## What is required
Pick out every line of the entries that contains the word "bounding" and copy each one. Case counts.

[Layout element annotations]
▬▬▬▬▬▬▬▬▬▬
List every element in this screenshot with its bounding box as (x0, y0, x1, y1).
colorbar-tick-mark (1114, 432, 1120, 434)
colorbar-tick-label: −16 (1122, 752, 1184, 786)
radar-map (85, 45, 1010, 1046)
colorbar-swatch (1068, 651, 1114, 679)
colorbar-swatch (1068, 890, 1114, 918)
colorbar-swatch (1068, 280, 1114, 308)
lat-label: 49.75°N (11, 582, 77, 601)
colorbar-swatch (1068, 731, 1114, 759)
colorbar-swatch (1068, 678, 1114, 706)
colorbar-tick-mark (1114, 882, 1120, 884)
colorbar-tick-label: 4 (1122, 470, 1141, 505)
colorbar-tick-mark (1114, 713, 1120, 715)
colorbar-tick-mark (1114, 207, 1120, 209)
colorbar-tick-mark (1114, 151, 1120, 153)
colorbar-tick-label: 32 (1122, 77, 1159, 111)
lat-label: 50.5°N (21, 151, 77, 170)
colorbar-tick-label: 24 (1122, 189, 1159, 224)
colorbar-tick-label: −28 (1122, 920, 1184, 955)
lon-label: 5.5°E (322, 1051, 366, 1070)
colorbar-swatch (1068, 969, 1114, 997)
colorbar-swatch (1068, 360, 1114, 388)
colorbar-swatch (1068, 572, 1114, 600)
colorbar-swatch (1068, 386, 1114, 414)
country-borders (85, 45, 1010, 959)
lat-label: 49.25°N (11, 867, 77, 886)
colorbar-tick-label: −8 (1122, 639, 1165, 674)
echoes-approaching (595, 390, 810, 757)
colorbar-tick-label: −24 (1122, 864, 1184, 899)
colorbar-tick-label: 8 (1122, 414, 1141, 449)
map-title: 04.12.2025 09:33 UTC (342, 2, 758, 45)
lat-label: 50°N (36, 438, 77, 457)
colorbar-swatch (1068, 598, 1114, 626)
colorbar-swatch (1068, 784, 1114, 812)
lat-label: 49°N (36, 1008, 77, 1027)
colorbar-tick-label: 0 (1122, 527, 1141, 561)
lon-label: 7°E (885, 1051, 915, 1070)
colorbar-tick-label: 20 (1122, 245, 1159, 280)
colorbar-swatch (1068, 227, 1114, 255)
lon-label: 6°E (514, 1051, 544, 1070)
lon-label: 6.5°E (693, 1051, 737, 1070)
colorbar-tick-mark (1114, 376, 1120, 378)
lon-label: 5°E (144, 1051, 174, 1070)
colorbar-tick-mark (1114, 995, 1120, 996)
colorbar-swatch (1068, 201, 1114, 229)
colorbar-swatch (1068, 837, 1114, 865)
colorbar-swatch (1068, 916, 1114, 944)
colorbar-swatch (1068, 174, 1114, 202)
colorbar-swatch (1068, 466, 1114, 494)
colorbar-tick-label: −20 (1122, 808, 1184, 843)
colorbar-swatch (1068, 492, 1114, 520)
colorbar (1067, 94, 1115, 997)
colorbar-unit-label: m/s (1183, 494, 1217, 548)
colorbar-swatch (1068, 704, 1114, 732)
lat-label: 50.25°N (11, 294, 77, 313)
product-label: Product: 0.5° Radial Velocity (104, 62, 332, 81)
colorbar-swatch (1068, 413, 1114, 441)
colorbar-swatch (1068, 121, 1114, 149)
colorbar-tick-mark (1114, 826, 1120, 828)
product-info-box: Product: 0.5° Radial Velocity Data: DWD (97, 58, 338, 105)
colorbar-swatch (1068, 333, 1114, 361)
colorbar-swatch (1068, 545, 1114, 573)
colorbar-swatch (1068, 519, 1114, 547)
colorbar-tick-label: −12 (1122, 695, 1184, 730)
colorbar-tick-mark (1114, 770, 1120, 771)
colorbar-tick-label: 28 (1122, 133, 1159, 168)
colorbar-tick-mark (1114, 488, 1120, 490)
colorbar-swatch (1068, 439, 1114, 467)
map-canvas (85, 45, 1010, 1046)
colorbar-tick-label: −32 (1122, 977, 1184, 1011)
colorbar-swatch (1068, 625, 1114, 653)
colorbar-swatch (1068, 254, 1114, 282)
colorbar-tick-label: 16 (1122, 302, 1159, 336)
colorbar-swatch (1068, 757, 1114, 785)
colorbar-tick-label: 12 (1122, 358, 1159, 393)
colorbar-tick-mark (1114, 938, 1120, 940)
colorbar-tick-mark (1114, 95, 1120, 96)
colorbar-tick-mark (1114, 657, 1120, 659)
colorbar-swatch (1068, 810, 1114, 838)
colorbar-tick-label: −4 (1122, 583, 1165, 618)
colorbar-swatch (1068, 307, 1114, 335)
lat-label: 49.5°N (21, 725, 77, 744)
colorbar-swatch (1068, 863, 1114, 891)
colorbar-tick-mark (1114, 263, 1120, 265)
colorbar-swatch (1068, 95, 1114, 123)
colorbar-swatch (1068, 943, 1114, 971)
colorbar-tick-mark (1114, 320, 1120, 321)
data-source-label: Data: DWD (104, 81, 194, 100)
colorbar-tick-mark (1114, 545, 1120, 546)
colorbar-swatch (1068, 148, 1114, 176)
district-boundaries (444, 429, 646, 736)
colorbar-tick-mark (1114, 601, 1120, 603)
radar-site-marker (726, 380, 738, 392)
▬▬▬▬▬▬▬▬▬▬
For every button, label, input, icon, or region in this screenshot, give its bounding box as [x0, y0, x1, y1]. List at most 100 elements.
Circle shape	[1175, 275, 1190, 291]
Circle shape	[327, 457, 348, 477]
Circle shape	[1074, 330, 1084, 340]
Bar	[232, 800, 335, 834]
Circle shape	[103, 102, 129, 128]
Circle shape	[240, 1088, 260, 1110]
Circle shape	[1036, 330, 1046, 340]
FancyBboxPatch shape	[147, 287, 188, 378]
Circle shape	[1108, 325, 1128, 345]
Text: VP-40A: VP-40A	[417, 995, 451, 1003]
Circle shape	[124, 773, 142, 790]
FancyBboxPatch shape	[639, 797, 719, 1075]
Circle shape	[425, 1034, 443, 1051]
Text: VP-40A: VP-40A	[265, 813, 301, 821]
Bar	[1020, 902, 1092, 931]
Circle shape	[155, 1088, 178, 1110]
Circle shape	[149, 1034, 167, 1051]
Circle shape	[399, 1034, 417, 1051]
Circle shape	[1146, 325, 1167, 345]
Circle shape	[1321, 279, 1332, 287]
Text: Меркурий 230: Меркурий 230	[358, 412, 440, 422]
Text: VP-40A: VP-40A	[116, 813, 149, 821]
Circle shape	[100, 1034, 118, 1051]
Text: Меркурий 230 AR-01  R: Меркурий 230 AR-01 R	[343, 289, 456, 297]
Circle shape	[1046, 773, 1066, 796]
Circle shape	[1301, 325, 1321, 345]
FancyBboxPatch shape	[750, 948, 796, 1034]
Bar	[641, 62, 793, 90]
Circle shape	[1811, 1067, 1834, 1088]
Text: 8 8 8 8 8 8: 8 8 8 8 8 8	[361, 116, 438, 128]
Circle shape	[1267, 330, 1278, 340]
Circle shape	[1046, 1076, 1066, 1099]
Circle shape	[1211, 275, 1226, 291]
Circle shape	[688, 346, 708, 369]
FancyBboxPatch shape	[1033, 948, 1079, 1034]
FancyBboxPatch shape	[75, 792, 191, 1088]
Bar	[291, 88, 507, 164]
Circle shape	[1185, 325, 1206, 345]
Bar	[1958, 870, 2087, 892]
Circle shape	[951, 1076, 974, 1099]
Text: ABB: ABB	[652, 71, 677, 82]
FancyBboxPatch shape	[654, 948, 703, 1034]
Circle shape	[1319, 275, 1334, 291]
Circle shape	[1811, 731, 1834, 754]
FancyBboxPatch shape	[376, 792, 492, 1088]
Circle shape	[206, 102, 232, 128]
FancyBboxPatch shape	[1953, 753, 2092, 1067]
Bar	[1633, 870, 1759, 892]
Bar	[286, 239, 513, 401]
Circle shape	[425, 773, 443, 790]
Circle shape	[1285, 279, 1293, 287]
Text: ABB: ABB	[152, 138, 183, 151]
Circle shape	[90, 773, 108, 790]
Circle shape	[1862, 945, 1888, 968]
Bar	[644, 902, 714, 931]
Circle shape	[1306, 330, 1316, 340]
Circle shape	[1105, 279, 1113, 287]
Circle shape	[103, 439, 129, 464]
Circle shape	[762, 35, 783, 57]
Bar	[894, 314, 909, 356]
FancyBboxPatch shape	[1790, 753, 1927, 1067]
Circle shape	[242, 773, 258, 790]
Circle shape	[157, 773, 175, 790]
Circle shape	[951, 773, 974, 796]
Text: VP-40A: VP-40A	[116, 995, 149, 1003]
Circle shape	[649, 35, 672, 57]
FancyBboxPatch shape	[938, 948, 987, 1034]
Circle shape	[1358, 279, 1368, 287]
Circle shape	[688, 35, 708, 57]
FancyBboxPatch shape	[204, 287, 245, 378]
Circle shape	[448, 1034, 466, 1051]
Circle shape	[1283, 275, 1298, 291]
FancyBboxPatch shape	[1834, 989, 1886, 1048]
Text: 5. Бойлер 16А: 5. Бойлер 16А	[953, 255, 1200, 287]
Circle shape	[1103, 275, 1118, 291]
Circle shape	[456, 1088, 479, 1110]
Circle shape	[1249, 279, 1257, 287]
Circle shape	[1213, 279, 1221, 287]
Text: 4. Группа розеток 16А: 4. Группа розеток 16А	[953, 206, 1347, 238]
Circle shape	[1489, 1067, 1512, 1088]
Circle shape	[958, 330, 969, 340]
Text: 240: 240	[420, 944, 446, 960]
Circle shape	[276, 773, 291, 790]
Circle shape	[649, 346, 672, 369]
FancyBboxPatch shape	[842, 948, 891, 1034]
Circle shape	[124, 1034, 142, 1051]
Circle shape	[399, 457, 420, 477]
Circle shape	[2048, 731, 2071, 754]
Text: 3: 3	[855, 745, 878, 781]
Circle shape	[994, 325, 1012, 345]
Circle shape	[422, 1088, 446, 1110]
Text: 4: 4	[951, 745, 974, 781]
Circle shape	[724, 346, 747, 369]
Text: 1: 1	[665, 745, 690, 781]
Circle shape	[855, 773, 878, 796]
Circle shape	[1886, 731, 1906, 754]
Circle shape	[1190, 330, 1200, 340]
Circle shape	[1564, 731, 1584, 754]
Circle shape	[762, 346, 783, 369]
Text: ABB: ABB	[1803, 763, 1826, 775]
▬▬▬▬▬▬▬▬▬▬
## Task solution
List every element in this screenshot with its bounding box as (x0, y0, x1, y1).
For every button, label, input, icon, or region in this screenshot, give its bounding box as [x0, y0, x1, y1]. List at most 100 elements.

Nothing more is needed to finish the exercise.